INSTRUCTIONS FOR THE TASK:
Below is a block of records; repeat each one exactly.

DATA ROWS:
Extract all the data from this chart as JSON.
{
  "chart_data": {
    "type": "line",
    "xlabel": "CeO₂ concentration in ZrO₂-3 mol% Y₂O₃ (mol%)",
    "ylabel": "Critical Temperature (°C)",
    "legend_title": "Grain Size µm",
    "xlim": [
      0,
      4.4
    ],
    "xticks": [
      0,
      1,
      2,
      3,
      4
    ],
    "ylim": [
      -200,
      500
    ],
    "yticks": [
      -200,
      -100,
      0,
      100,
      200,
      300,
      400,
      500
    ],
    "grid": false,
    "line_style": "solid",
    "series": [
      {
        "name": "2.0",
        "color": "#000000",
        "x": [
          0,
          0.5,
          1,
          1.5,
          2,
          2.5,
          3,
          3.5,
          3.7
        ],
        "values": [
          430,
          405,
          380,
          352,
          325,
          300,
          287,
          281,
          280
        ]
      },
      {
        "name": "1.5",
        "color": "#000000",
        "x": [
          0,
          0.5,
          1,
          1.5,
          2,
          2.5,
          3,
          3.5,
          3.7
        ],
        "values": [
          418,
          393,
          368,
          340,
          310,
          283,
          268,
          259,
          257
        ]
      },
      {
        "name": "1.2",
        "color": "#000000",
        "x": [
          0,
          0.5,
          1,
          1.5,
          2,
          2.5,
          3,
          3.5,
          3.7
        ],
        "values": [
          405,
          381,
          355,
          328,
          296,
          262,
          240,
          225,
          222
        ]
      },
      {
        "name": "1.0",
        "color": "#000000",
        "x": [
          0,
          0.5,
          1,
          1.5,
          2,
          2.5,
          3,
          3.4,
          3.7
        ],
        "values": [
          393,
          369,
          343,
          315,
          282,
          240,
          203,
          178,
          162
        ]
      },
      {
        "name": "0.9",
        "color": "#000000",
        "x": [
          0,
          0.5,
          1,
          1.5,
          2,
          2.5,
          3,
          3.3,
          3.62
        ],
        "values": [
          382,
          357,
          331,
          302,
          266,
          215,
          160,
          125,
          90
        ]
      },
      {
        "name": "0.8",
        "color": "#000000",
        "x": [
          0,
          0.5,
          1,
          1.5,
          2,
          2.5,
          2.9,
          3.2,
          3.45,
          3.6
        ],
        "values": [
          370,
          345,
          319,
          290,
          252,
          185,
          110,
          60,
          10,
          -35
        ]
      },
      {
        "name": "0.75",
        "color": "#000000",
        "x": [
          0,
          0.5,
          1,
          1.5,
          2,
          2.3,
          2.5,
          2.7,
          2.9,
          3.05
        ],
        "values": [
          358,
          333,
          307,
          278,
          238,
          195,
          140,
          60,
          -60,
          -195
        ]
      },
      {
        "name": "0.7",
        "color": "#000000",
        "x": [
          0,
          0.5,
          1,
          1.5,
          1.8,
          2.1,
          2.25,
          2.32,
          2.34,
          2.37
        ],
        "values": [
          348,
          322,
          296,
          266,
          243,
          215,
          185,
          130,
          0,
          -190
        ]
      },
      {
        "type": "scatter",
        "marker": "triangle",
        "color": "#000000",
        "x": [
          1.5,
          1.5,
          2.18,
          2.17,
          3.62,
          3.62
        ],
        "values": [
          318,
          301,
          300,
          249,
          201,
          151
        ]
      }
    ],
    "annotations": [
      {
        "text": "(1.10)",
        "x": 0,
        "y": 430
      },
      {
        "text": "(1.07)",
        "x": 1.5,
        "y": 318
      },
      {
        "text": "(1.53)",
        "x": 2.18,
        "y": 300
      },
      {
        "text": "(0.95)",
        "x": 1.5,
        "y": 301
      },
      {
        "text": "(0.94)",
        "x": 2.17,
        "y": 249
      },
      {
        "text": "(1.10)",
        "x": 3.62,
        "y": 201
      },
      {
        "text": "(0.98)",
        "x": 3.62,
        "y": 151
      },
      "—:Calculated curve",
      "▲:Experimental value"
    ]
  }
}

WRITTEN SOLUTION:
Extract all the data from this chart as JSON.
{
  "chart_data": {
    "type": "line",
    "xlabel": "CeO₂ concentration in ZrO₂-3 mol% Y₂O₃ (mol%)",
    "ylabel": "Critical Temperature (°C)",
    "legend_title": "Grain Size µm",
    "xlim": [
      0,
      4.4
    ],
    "xticks": [
      0,
      1,
      2,
      3,
      4
    ],
    "ylim": [
      -200,
      500
    ],
    "yticks": [
      -200,
      -100,
      0,
      100,
      200,
      300,
      400,
      500
    ],
    "grid": false,
    "line_style": "solid",
    "series": [
      {
        "name": "2.0",
        "color": "#000000",
        "x": [
          0,
          0.5,
          1,
          1.5,
          2,
          2.5,
          3,
          3.5,
          3.7
        ],
        "values": [
          430,
          405,
          380,
          352,
          325,
          300,
          287,
          281,
          280
        ]
      },
      {
        "name": "1.5",
        "color": "#000000",
        "x": [
          0,
          0.5,
          1,
          1.5,
          2,
          2.5,
          3,
          3.5,
          3.7
        ],
        "values": [
          418,
          393,
          368,
          340,
          310,
          283,
          268,
          259,
          257
        ]
      },
      {
        "name": "1.2",
        "color": "#000000",
        "x": [
          0,
          0.5,
          1,
          1.5,
          2,
          2.5,
          3,
          3.5,
          3.7
        ],
        "values": [
          405,
          381,
          355,
          328,
          296,
          262,
          240,
          225,
          222
        ]
      },
      {
        "name": "1.0",
        "color": "#000000",
        "x": [
          0,
          0.5,
          1,
          1.5,
          2,
          2.5,
          3,
          3.4,
          3.7
        ],
        "values": [
          393,
          369,
          343,
          315,
          282,
          240,
          203,
          178,
          162
        ]
      },
      {
        "name": "0.9",
        "color": "#000000",
        "x": [
          0,
          0.5,
          1,
          1.5,
          2,
          2.5,
          3,
          3.3,
          3.62
        ],
        "values": [
          382,
          357,
          331,
          302,
          266,
          215,
          160,
          125,
          90
        ]
      },
      {
        "name": "0.8",
        "color": "#000000",
        "x": [
          0,
          0.5,
          1,
          1.5,
          2,
          2.5,
          2.9,
          3.2,
          3.45,
          3.6
        ],
        "values": [
          370,
          345,
          319,
          290,
          252,
          185,
          110,
          60,
          10,
          -35
        ]
      },
      {
        "name": "0.75",
        "color": "#000000",
        "x": [
          0,
          0.5,
          1,
          1.5,
          2,
          2.3,
          2.5,
          2.7,
          2.9,
          3.05
        ],
        "values": [
          358,
          333,
          307,
          278,
          238,
          195,
          140,
          60,
          -60,
          -195
        ]
      },
      {
        "name": "0.7",
        "color": "#000000",
        "x": [
          0,
          0.5,
          1,
          1.5,
          1.8,
          2.1,
          2.25,
          2.32,
          2.34,
          2.37
        ],
        "values": [
          348,
          322,
          296,
          266,
          243,
          215,
          185,
          130,
          0,
          -190
        ]
      },
      {
        "type": "scatter",
        "marker": "triangle",
        "color": "#000000",
        "x": [
          1.5,
          1.5,
          2.18,
          2.17,
          3.62,
          3.62
        ],
        "values": [
          318,
          301,
          300,
          249,
          201,
          151
        ]
      }
    ],
    "annotations": [
      {
        "text": "(1.10)",
        "x": 0,
        "y": 430
      },
      {
        "text": "(1.07)",
        "x": 1.5,
        "y": 318
      },
      {
        "text": "(1.53)",
        "x": 2.18,
        "y": 300
      },
      {
        "text": "(0.95)",
        "x": 1.5,
        "y": 301
      },
      {
        "text": "(0.94)",
        "x": 2.17,
        "y": 249
      },
      {
        "text": "(1.10)",
        "x": 3.62,
        "y": 201
      },
      {
        "text": "(0.98)",
        "x": 3.62,
        "y": 151
      },
      "—:Calculated curve",
      "▲:Experimental value"
    ]
  }
}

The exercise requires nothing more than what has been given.